WHAT THE EXERCISE ASKS: Quote the records that follow in full and exactly; leave out the pictures.
──────
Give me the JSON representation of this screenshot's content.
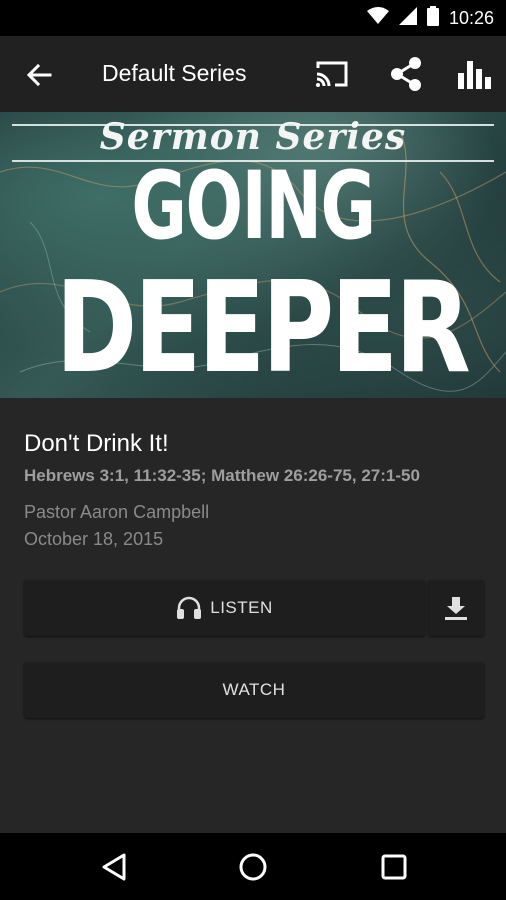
{
  "status_bar": {
    "time": "10:26",
    "icons": [
      "wifi-icon",
      "cellular-signal-icon",
      "battery-icon"
    ]
  },
  "app_bar": {
    "title": "Default Series",
    "actions": [
      "cast-icon",
      "share-icon",
      "stats-icon"
    ]
  },
  "hero": {
    "script_text": "Sermon Series",
    "line1": "GOING",
    "line2": "DEEPER"
  },
  "sermon": {
    "title": "Don't Drink It!",
    "scripture": "Hebrews 3:1, 11:32-35; Matthew 26:26-75, 27:1-50",
    "speaker": "Pastor Aaron Campbell",
    "date": "October 18, 2015"
  },
  "buttons": {
    "listen_label": "LISTEN",
    "watch_label": "WATCH"
  },
  "nav": {
    "items": [
      "back-triangle-icon",
      "home-circle-icon",
      "recents-square-icon"
    ]
  },
  "colors": {
    "app_bar": "#212121",
    "content_bg": "#262626",
    "button_bg": "#1e1e1e",
    "secondary_text": "#8a8a8a"
  }
}
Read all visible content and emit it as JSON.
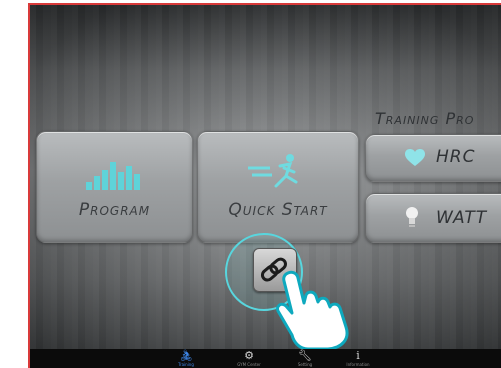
{
  "main": {
    "tiles": {
      "program_label": "Program",
      "quick_start_label": "Quick Start"
    },
    "training_programs": {
      "title": "Training Pro",
      "hrc_label": "HRC",
      "watt_label": "WATT"
    }
  },
  "nav": {
    "items": [
      {
        "label": "Training",
        "icon": "cyclist-icon"
      },
      {
        "label": "GYM Center",
        "icon": "gears-icon"
      },
      {
        "label": "Setting",
        "icon": "wrench-icon"
      },
      {
        "label": "Information",
        "icon": "info-icon"
      }
    ]
  },
  "colors": {
    "accent_cyan": "#58d6de",
    "frame_red": "#d93a3a",
    "nav_active": "#3e86e8",
    "navbar_bg": "#0b0b0b"
  }
}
──────
OUTPUT FOR THIS EXERCISE:
Give me the JSON representation of this screenshot's content.
{
  "status_bar": {
    "time": "10:26",
    "icons": [
      "wifi-icon",
      "cellular-signal-icon",
      "battery-icon"
    ]
  },
  "app_bar": {
    "title": "Default Series",
    "actions": [
      "cast-icon",
      "share-icon",
      "stats-icon"
    ]
  },
  "hero": {
    "script_text": "Sermon Series",
    "line1": "GOING",
    "line2": "DEEPER"
  },
  "sermon": {
    "title": "Don't Drink It!",
    "scripture": "Hebrews 3:1, 11:32-35; Matthew 26:26-75, 27:1-50",
    "speaker": "Pastor Aaron Campbell",
    "date": "October 18, 2015"
  },
  "buttons": {
    "listen_label": "LISTEN",
    "watch_label": "WATCH"
  },
  "nav": {
    "items": [
      "back-triangle-icon",
      "home-circle-icon",
      "recents-square-icon"
    ]
  },
  "colors": {
    "app_bar": "#212121",
    "content_bg": "#262626",
    "button_bg": "#1e1e1e",
    "secondary_text": "#8a8a8a"
  }
}
Read all visible content and emit it as JSON.
{
  "main": {
    "tiles": {
      "program_label": "Program",
      "quick_start_label": "Quick Start"
    },
    "training_programs": {
      "title": "Training Pro",
      "hrc_label": "HRC",
      "watt_label": "WATT"
    }
  },
  "nav": {
    "items": [
      {
        "label": "Training",
        "icon": "cyclist-icon"
      },
      {
        "label": "GYM Center",
        "icon": "gears-icon"
      },
      {
        "label": "Setting",
        "icon": "wrench-icon"
      },
      {
        "label": "Information",
        "icon": "info-icon"
      }
    ]
  },
  "colors": {
    "accent_cyan": "#58d6de",
    "frame_red": "#d93a3a",
    "nav_active": "#3e86e8",
    "navbar_bg": "#0b0b0b"
  }
}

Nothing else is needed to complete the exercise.